**Source material**
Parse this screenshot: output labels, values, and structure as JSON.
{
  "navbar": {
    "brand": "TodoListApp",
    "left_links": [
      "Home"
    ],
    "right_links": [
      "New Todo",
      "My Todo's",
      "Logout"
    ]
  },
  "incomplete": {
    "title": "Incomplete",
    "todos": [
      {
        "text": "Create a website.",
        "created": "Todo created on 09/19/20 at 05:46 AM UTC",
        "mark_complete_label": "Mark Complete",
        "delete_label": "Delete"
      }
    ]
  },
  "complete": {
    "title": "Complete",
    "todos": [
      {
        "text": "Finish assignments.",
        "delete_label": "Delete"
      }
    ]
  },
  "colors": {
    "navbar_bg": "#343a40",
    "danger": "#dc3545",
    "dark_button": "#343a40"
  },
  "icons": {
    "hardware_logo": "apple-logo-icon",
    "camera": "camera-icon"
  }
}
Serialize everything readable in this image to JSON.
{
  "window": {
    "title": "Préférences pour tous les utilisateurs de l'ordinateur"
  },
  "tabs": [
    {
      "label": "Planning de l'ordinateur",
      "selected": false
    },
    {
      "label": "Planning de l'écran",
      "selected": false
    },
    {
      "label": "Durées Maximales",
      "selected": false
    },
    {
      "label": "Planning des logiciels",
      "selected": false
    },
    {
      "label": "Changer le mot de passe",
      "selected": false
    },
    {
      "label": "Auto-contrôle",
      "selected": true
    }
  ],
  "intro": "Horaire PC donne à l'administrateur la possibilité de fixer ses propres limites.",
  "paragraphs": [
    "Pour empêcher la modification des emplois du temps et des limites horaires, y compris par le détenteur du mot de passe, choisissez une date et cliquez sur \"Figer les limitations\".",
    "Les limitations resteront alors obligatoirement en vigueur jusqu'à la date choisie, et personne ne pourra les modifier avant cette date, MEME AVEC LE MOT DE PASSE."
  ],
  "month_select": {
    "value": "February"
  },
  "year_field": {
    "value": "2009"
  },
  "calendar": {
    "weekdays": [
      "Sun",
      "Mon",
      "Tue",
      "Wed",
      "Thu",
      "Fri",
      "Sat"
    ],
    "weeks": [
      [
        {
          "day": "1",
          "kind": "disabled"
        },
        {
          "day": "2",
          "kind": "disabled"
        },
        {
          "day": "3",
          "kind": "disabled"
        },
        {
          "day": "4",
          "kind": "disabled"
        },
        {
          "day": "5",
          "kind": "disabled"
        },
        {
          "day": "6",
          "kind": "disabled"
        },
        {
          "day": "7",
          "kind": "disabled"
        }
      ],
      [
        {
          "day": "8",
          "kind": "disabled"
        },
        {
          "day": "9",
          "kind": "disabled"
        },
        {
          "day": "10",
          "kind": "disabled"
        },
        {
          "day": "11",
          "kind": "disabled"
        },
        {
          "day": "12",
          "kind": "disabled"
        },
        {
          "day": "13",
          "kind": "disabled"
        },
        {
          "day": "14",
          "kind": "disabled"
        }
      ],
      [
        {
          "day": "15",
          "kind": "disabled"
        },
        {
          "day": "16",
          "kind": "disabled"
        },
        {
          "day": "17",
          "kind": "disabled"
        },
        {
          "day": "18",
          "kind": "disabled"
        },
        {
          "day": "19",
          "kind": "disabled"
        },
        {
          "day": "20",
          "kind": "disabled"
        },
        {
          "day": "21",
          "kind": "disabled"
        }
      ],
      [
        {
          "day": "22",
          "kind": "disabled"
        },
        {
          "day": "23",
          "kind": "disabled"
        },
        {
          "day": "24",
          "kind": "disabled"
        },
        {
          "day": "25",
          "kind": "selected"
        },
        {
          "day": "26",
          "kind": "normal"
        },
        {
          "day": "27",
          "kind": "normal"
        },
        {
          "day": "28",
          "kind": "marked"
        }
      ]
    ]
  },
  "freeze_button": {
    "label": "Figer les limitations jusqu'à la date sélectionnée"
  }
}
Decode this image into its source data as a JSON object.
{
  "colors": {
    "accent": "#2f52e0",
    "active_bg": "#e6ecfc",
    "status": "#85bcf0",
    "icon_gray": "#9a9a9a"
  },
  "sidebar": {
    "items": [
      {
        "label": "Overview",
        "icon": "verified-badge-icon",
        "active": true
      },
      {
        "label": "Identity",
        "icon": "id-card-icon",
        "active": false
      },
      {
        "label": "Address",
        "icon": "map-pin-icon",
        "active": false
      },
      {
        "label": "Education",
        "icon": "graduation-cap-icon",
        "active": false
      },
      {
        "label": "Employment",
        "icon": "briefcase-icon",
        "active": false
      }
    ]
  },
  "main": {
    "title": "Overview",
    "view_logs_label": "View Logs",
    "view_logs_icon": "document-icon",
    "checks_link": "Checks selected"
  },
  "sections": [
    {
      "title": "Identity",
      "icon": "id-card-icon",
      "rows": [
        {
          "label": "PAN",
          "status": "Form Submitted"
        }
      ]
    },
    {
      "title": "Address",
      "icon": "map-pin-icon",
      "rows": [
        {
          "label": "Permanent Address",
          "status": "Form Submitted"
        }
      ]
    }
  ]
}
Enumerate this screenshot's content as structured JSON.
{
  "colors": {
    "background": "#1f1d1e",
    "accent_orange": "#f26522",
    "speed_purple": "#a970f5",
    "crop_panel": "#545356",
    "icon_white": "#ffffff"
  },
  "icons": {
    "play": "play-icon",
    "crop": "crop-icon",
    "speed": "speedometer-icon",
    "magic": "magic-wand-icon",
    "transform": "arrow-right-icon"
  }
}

**Directions for this task**
From the first line to the last, retype the data exactly.

**Complete answer**
Parse this screenshot: output labels, values, and structure as JSON.
{
  "navbar": {
    "brand": "TodoListApp",
    "left_links": [
      "Home"
    ],
    "right_links": [
      "New Todo",
      "My Todo's",
      "Logout"
    ]
  },
  "incomplete": {
    "title": "Incomplete",
    "todos": [
      {
        "text": "Create a website.",
        "created": "Todo created on 09/19/20 at 05:46 AM UTC",
        "mark_complete_label": "Mark Complete",
        "delete_label": "Delete"
      }
    ]
  },
  "complete": {
    "title": "Complete",
    "todos": [
      {
        "text": "Finish assignments.",
        "delete_label": "Delete"
      }
    ]
  },
  "colors": {
    "navbar_bg": "#343a40",
    "danger": "#dc3545",
    "dark_button": "#343a40"
  },
  "icons": {
    "hardware_logo": "apple-logo-icon",
    "camera": "camera-icon"
  }
}
Serialize everything readable in this image to JSON.
{
  "window": {
    "title": "Préférences pour tous les utilisateurs de l'ordinateur"
  },
  "tabs": [
    {
      "label": "Planning de l'ordinateur",
      "selected": false
    },
    {
      "label": "Planning de l'écran",
      "selected": false
    },
    {
      "label": "Durées Maximales",
      "selected": false
    },
    {
      "label": "Planning des logiciels",
      "selected": false
    },
    {
      "label": "Changer le mot de passe",
      "selected": false
    },
    {
      "label": "Auto-contrôle",
      "selected": true
    }
  ],
  "intro": "Horaire PC donne à l'administrateur la possibilité de fixer ses propres limites.",
  "paragraphs": [
    "Pour empêcher la modification des emplois du temps et des limites horaires, y compris par le détenteur du mot de passe, choisissez une date et cliquez sur \"Figer les limitations\".",
    "Les limitations resteront alors obligatoirement en vigueur jusqu'à la date choisie, et personne ne pourra les modifier avant cette date, MEME AVEC LE MOT DE PASSE."
  ],
  "month_select": {
    "value": "February"
  },
  "year_field": {
    "value": "2009"
  },
  "calendar": {
    "weekdays": [
      "Sun",
      "Mon",
      "Tue",
      "Wed",
      "Thu",
      "Fri",
      "Sat"
    ],
    "weeks": [
      [
        {
          "day": "1",
          "kind": "disabled"
        },
        {
          "day": "2",
          "kind": "disabled"
        },
        {
          "day": "3",
          "kind": "disabled"
        },
        {
          "day": "4",
          "kind": "disabled"
        },
        {
          "day": "5",
          "kind": "disabled"
        },
        {
          "day": "6",
          "kind": "disabled"
        },
        {
          "day": "7",
          "kind": "disabled"
        }
      ],
      [
        {
          "day": "8",
          "kind": "disabled"
        },
        {
          "day": "9",
          "kind": "disabled"
        },
        {
          "day": "10",
          "kind": "disabled"
        },
        {
          "day": "11",
          "kind": "disabled"
        },
        {
          "day": "12",
          "kind": "disabled"
        },
        {
          "day": "13",
          "kind": "disabled"
        },
        {
          "day": "14",
          "kind": "disabled"
        }
      ],
      [
        {
          "day": "15",
          "kind": "disabled"
        },
        {
          "day": "16",
          "kind": "disabled"
        },
        {
          "day": "17",
          "kind": "disabled"
        },
        {
          "day": "18",
          "kind": "disabled"
        },
        {
          "day": "19",
          "kind": "disabled"
        },
        {
          "day": "20",
          "kind": "disabled"
        },
        {
          "day": "21",
          "kind": "disabled"
        }
      ],
      [
        {
          "day": "22",
          "kind": "disabled"
        },
        {
          "day": "23",
          "kind": "disabled"
        },
        {
          "day": "24",
          "kind": "disabled"
        },
        {
          "day": "25",
          "kind": "selected"
        },
        {
          "day": "26",
          "kind": "normal"
        },
        {
          "day": "27",
          "kind": "normal"
        },
        {
          "day": "28",
          "kind": "marked"
        }
      ]
    ]
  },
  "freeze_button": {
    "label": "Figer les limitations jusqu'à la date sélectionnée"
  }
}
Decode this image into its source data as a JSON object.
{
  "colors": {
    "accent": "#2f52e0",
    "active_bg": "#e6ecfc",
    "status": "#85bcf0",
    "icon_gray": "#9a9a9a"
  },
  "sidebar": {
    "items": [
      {
        "label": "Overview",
        "icon": "verified-badge-icon",
        "active": true
      },
      {
        "label": "Identity",
        "icon": "id-card-icon",
        "active": false
      },
      {
        "label": "Address",
        "icon": "map-pin-icon",
        "active": false
      },
      {
        "label": "Education",
        "icon": "graduation-cap-icon",
        "active": false
      },
      {
        "label": "Employment",
        "icon": "briefcase-icon",
        "active": false
      }
    ]
  },
  "main": {
    "title": "Overview",
    "view_logs_label": "View Logs",
    "view_logs_icon": "document-icon",
    "checks_link": "Checks selected"
  },
  "sections": [
    {
      "title": "Identity",
      "icon": "id-card-icon",
      "rows": [
        {
          "label": "PAN",
          "status": "Form Submitted"
        }
      ]
    },
    {
      "title": "Address",
      "icon": "map-pin-icon",
      "rows": [
        {
          "label": "Permanent Address",
          "status": "Form Submitted"
        }
      ]
    }
  ]
}
Enumerate this screenshot's content as structured JSON.
{
  "colors": {
    "background": "#1f1d1e",
    "accent_orange": "#f26522",
    "speed_purple": "#a970f5",
    "crop_panel": "#545356",
    "icon_white": "#ffffff"
  },
  "icons": {
    "play": "play-icon",
    "crop": "crop-icon",
    "speed": "speedometer-icon",
    "magic": "magic-wand-icon",
    "transform": "arrow-right-icon"
  }
}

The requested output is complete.